TASK TO CARRY OUT: Every line that holds the string "What" is to be identified and copied.

[Records excerpted from a collection]
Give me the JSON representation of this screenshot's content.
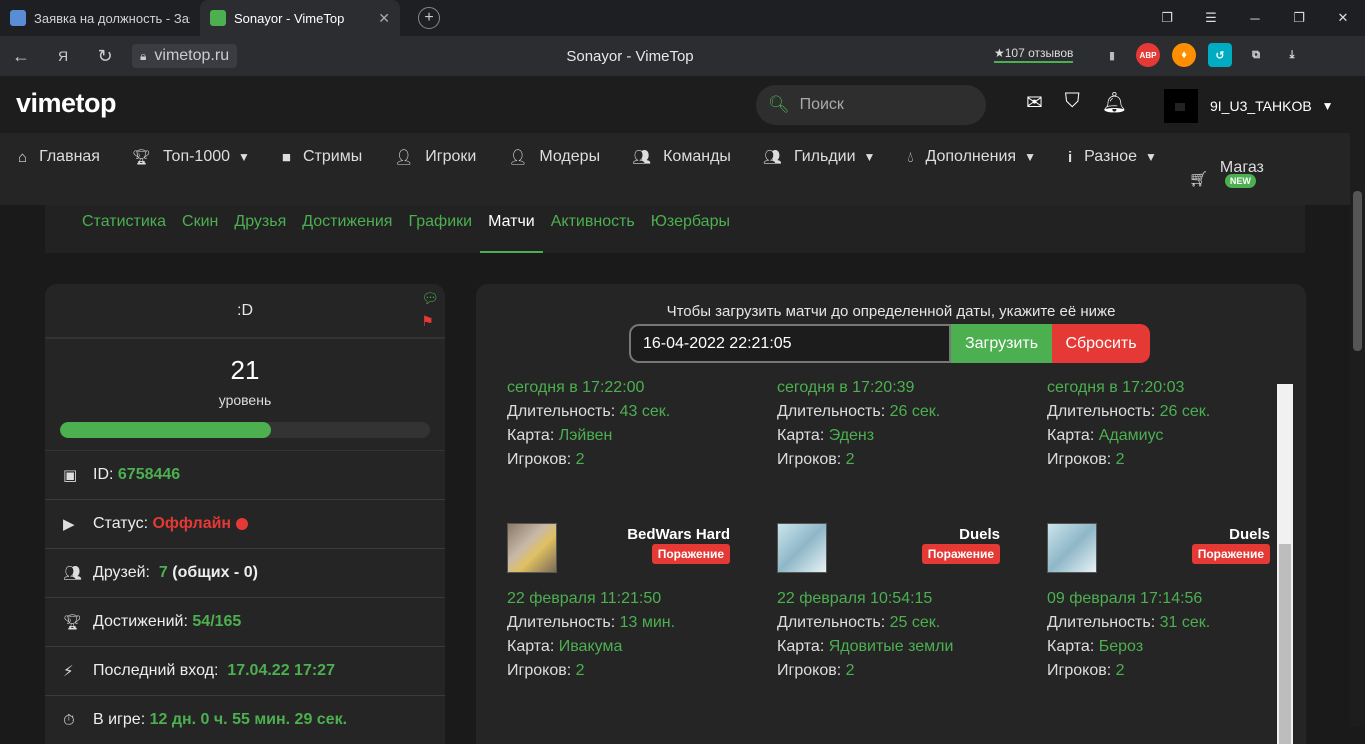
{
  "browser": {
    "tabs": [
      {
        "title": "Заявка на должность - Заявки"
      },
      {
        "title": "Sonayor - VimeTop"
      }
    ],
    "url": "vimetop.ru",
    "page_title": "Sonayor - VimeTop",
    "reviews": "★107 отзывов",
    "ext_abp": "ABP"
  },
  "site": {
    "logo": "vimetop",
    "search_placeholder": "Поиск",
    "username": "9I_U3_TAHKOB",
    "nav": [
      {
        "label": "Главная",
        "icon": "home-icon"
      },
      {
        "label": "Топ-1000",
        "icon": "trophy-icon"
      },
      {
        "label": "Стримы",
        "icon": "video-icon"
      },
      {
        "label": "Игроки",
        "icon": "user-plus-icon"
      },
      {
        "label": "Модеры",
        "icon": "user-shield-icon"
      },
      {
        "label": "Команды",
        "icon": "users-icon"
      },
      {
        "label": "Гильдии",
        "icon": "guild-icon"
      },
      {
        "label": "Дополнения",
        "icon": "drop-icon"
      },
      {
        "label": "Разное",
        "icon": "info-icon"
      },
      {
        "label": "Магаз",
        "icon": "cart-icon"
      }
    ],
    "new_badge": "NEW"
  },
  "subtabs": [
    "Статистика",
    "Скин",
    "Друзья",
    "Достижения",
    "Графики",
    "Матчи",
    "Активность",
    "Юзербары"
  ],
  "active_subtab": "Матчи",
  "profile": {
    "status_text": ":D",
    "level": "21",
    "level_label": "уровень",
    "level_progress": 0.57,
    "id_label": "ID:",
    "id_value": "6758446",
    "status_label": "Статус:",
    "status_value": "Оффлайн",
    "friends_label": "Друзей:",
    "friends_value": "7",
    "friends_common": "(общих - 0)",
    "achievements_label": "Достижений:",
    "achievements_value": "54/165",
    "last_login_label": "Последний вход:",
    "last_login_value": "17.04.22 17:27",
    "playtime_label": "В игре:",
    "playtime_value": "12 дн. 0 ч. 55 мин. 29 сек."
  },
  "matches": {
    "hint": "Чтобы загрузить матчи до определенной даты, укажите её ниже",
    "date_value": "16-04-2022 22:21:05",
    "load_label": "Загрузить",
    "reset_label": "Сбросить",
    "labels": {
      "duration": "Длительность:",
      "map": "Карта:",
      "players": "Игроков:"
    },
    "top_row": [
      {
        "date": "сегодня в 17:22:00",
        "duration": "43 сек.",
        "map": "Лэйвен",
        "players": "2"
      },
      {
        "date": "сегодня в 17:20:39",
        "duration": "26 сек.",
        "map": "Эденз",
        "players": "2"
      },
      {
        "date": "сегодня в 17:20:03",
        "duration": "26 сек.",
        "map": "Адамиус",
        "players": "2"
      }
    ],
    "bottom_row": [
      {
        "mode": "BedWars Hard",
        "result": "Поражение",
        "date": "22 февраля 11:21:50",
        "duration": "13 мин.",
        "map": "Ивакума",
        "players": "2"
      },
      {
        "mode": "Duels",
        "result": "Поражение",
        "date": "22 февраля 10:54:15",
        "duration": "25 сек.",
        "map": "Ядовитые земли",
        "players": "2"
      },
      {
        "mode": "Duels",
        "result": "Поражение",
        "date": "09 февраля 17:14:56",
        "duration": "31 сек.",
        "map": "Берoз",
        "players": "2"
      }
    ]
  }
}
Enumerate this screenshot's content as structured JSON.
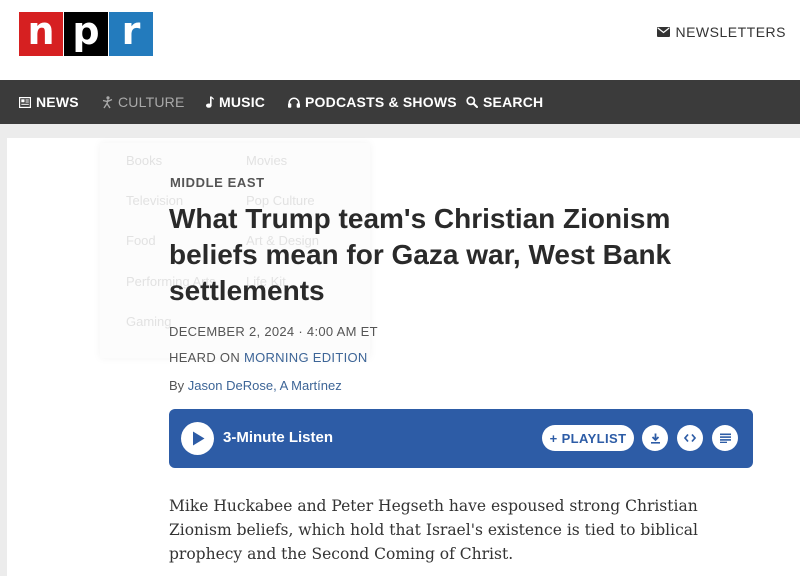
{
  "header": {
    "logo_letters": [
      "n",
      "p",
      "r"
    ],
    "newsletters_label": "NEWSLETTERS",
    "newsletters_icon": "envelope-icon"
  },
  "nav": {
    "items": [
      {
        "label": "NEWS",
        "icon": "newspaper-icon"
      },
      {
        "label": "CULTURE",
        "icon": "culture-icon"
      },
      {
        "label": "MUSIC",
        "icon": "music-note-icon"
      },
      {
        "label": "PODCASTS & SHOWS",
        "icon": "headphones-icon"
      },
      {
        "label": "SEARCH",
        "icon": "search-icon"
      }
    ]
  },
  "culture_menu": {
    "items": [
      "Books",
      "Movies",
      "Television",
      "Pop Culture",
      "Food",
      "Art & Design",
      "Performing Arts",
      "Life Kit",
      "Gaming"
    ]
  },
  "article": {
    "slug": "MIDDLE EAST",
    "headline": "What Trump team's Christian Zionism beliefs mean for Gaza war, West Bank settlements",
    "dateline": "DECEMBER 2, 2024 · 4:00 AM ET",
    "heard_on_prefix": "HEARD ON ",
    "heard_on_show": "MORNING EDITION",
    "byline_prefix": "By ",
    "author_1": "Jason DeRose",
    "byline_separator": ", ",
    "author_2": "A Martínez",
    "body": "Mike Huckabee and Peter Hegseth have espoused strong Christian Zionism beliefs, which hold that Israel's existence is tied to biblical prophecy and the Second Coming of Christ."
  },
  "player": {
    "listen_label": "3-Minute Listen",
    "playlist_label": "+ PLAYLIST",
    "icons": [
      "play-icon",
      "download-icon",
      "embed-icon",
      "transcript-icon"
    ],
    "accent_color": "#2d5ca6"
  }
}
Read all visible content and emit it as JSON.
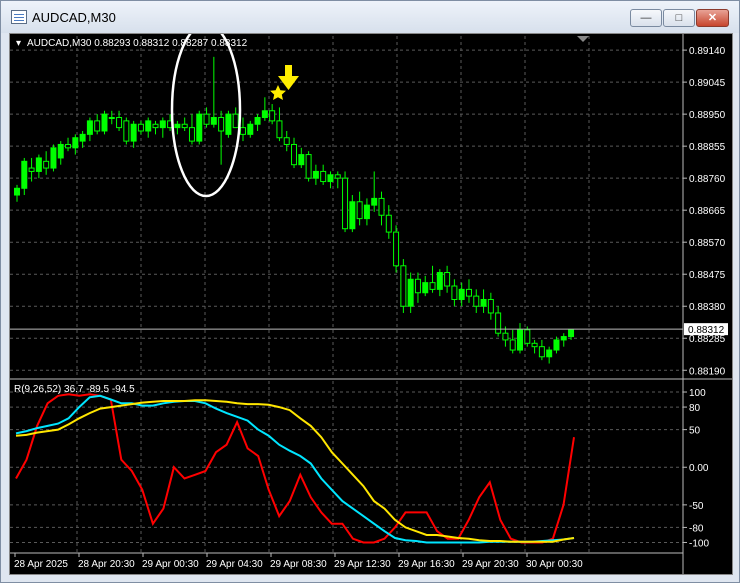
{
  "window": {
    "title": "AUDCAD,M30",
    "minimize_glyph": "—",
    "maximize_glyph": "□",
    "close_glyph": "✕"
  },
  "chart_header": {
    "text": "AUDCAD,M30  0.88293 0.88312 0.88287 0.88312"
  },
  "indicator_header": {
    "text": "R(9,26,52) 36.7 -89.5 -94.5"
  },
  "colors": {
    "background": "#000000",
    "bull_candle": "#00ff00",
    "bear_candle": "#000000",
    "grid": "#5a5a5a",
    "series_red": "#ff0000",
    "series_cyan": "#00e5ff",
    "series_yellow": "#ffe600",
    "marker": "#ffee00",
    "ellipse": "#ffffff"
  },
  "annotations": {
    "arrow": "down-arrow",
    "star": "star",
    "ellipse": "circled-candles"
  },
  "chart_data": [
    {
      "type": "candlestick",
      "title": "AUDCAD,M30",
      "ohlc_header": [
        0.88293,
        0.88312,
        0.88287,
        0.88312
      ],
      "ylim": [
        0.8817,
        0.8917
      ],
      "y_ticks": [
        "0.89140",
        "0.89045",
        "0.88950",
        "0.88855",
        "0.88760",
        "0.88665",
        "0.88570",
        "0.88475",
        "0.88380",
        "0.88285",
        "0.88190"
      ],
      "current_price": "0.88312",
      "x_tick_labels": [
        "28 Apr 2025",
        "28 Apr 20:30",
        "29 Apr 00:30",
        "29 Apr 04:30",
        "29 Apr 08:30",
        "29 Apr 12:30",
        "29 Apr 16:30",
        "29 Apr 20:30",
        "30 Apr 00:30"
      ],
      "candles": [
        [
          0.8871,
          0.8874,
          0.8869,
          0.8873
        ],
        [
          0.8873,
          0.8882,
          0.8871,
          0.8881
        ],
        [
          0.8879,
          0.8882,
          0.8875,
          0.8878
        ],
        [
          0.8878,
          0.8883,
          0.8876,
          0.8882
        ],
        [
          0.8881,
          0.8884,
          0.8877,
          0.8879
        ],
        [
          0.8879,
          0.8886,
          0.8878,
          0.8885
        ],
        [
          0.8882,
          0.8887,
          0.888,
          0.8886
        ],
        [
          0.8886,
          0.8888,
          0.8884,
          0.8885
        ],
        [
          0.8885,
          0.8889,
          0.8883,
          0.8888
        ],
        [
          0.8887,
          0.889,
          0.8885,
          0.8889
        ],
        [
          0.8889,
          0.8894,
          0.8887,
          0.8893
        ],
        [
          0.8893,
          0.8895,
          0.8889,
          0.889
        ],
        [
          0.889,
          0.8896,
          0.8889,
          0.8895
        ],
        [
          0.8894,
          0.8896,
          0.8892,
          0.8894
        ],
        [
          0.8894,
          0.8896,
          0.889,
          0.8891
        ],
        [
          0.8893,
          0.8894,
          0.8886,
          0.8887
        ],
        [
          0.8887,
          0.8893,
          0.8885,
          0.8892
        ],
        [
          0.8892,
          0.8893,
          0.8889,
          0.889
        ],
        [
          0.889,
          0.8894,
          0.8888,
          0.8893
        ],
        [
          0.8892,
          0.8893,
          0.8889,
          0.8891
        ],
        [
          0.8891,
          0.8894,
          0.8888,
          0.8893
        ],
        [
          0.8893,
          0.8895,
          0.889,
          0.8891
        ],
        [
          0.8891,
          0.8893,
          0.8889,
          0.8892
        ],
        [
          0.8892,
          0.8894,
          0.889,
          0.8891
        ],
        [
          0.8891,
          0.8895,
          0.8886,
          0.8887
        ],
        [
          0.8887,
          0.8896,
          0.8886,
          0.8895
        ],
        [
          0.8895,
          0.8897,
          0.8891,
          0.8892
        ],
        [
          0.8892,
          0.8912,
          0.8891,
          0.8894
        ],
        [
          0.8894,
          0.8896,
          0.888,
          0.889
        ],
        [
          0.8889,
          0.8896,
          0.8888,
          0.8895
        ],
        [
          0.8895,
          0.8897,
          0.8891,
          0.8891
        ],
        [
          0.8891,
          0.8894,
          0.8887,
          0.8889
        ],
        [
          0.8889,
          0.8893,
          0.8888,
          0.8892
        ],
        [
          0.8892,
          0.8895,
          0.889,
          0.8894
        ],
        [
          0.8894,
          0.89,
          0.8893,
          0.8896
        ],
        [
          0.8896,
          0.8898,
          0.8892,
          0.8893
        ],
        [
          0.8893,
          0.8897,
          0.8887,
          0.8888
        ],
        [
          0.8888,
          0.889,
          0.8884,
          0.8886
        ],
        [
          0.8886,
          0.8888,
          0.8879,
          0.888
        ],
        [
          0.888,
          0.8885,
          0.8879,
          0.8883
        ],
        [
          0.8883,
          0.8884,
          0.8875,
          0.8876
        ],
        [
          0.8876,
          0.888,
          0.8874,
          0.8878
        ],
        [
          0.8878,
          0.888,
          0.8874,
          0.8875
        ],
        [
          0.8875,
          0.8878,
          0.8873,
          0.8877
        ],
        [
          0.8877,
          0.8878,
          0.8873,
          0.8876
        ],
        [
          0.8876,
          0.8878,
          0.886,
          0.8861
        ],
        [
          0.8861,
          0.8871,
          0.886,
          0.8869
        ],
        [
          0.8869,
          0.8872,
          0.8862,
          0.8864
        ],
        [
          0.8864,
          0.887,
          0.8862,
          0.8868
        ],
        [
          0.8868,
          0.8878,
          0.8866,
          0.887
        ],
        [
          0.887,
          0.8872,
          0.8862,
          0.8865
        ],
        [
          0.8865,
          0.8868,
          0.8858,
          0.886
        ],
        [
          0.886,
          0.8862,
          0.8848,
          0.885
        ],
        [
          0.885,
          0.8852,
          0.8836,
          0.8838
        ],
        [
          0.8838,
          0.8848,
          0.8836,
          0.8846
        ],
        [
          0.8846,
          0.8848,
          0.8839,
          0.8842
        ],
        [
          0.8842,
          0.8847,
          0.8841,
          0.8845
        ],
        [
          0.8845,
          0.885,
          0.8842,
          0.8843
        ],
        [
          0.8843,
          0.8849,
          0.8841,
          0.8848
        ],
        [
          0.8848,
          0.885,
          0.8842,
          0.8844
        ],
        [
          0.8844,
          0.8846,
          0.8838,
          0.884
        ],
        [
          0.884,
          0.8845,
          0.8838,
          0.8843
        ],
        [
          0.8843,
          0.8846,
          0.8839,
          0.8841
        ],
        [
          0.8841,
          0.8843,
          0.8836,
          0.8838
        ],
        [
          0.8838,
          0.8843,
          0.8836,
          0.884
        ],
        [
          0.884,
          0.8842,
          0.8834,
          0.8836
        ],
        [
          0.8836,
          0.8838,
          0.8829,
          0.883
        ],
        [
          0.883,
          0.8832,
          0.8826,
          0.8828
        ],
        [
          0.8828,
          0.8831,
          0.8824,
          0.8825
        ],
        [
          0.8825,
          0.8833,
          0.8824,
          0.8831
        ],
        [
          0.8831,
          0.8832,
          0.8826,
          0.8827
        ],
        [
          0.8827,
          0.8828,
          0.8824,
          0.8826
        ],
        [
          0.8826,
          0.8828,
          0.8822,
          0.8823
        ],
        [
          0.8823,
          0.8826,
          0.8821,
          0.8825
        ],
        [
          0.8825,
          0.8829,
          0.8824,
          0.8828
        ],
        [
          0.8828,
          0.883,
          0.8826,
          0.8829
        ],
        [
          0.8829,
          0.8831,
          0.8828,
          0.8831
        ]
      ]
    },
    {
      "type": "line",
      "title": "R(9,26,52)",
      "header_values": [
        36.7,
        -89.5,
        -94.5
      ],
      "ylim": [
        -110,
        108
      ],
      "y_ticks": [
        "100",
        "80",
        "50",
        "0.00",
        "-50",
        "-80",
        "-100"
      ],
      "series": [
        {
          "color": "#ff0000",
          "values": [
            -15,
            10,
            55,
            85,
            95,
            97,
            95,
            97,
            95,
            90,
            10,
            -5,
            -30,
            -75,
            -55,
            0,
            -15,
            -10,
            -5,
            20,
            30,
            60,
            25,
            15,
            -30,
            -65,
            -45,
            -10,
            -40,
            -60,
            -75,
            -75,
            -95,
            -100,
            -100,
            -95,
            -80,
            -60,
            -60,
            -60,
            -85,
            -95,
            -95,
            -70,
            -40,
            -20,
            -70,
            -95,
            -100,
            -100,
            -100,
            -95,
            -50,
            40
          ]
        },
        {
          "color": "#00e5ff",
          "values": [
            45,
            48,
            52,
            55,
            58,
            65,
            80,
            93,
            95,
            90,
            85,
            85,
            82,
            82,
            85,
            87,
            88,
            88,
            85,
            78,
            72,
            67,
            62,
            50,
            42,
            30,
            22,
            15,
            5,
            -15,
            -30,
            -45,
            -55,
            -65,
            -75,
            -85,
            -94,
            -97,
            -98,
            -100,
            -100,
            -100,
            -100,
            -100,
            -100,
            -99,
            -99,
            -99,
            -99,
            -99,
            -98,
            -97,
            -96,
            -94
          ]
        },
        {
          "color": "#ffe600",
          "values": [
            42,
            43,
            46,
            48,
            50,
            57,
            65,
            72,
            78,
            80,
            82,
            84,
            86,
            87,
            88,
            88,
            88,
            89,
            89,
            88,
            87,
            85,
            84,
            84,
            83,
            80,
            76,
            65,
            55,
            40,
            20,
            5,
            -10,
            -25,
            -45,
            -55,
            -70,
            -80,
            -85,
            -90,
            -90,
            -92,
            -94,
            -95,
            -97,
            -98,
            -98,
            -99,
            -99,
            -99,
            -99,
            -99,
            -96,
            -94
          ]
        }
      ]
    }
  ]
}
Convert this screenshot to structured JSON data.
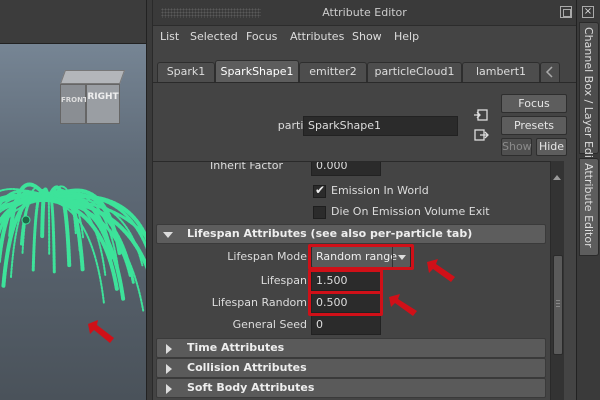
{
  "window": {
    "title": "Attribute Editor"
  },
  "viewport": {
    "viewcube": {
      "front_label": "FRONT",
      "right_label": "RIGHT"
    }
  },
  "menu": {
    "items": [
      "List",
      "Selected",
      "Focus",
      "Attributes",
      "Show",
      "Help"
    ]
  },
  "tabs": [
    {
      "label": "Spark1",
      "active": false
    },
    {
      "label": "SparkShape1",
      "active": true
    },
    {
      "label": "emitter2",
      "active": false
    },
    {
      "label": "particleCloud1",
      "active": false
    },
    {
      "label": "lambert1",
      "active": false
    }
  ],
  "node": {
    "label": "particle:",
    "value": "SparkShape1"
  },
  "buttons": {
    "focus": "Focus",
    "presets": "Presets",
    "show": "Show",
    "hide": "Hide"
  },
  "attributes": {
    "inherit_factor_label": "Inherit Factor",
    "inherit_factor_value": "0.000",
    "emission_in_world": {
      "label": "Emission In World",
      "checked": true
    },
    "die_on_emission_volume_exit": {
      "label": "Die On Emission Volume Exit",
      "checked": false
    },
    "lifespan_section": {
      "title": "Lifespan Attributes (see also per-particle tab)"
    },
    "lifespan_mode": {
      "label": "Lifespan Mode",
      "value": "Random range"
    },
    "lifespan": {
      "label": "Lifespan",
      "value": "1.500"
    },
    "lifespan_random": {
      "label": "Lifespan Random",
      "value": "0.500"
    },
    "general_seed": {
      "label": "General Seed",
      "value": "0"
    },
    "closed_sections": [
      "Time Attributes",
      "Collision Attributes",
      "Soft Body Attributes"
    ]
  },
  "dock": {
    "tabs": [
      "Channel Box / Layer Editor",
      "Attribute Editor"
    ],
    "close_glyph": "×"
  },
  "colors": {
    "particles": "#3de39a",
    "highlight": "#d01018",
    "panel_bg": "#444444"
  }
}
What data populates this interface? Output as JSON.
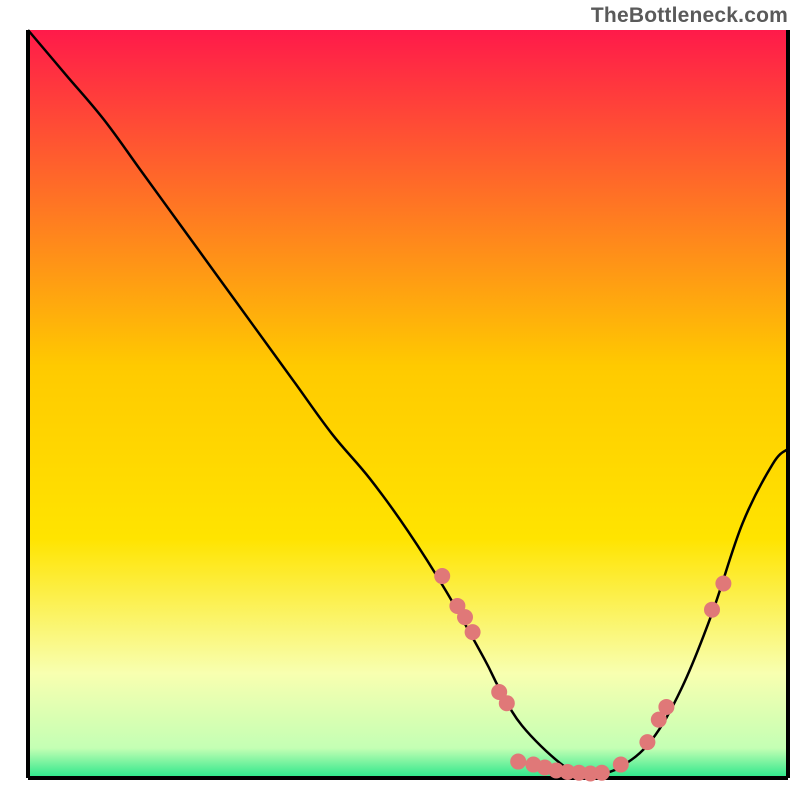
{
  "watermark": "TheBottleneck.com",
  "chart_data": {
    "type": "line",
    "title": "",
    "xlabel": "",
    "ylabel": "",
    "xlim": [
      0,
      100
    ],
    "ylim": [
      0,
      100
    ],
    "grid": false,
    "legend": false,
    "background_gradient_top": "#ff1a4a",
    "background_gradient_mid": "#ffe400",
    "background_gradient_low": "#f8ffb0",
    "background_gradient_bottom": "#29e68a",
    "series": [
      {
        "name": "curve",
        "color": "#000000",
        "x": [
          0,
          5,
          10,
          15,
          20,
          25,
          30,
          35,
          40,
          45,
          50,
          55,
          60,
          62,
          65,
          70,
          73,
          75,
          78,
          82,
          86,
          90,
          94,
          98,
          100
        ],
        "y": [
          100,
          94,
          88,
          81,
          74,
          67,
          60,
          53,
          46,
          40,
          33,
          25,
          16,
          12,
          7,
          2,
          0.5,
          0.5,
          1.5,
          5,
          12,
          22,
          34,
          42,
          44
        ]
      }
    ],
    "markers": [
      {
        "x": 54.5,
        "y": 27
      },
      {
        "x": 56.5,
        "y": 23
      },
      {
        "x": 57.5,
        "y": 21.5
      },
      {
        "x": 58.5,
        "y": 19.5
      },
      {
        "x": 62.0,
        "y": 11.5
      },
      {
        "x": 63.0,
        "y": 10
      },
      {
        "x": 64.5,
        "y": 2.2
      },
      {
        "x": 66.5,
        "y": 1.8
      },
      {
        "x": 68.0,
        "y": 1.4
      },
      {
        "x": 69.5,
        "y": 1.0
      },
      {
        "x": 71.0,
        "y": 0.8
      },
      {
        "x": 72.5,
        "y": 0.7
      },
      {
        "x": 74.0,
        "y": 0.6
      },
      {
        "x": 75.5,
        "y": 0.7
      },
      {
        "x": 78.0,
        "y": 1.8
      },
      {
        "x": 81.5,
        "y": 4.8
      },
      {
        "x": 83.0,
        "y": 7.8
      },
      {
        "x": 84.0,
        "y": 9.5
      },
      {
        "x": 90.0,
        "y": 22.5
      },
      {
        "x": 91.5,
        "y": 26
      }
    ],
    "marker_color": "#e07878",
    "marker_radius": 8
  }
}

ANSWER IN FULL:
    "headline": "What Trump team's Christian Zionism beliefs mean for Gaza war, West Bank settlements",
What data populates this interface? Output as JSON.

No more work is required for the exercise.